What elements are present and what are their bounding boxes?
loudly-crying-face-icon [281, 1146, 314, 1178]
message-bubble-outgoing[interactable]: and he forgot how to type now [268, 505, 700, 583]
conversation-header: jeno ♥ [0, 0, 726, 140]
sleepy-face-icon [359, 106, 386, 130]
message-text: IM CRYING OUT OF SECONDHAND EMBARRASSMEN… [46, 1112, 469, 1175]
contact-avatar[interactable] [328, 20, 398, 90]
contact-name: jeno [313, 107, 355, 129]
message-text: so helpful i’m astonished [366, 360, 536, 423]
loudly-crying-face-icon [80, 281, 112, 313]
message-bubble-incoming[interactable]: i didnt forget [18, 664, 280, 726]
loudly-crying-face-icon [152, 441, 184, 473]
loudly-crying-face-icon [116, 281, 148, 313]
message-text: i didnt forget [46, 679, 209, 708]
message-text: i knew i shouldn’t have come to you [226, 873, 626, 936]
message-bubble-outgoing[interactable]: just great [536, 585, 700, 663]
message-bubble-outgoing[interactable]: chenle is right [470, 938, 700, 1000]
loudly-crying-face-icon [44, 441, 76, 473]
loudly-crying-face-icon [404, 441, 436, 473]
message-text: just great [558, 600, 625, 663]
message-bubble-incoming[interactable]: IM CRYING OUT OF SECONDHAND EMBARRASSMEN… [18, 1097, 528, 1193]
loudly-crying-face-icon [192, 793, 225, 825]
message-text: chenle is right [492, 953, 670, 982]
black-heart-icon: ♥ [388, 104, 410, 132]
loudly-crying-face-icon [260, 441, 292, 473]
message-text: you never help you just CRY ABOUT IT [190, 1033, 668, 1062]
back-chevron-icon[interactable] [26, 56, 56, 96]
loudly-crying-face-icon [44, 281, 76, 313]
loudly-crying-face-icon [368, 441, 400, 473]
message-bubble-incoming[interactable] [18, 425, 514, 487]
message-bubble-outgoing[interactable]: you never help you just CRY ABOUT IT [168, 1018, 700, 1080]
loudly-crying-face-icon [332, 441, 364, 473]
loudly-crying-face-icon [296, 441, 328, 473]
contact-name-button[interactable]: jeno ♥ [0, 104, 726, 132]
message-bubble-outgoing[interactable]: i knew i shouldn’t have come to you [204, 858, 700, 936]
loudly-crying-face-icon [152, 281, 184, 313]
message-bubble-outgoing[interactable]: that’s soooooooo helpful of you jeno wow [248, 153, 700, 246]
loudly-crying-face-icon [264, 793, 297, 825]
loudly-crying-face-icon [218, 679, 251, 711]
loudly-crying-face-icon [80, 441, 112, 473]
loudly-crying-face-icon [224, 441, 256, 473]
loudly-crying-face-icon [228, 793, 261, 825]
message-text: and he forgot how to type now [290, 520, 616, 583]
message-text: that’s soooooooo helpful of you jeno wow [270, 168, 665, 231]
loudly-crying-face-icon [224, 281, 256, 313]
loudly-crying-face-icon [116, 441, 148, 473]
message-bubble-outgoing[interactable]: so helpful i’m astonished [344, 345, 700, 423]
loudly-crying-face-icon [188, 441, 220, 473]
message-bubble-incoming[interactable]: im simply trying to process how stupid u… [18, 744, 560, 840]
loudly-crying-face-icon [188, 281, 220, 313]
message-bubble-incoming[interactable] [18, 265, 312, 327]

# Task description:
Reproduce the listing above from its first line through the line containing "conversation-header: jeno ♥ [0, 0, 726, 140]", keeping every character unchanged.

# Answer to this problem:
What elements are present and what are their bounding boxes?
loudly-crying-face-icon [281, 1146, 314, 1178]
message-bubble-outgoing[interactable]: and he forgot how to type now [268, 505, 700, 583]
conversation-header: jeno ♥ [0, 0, 726, 140]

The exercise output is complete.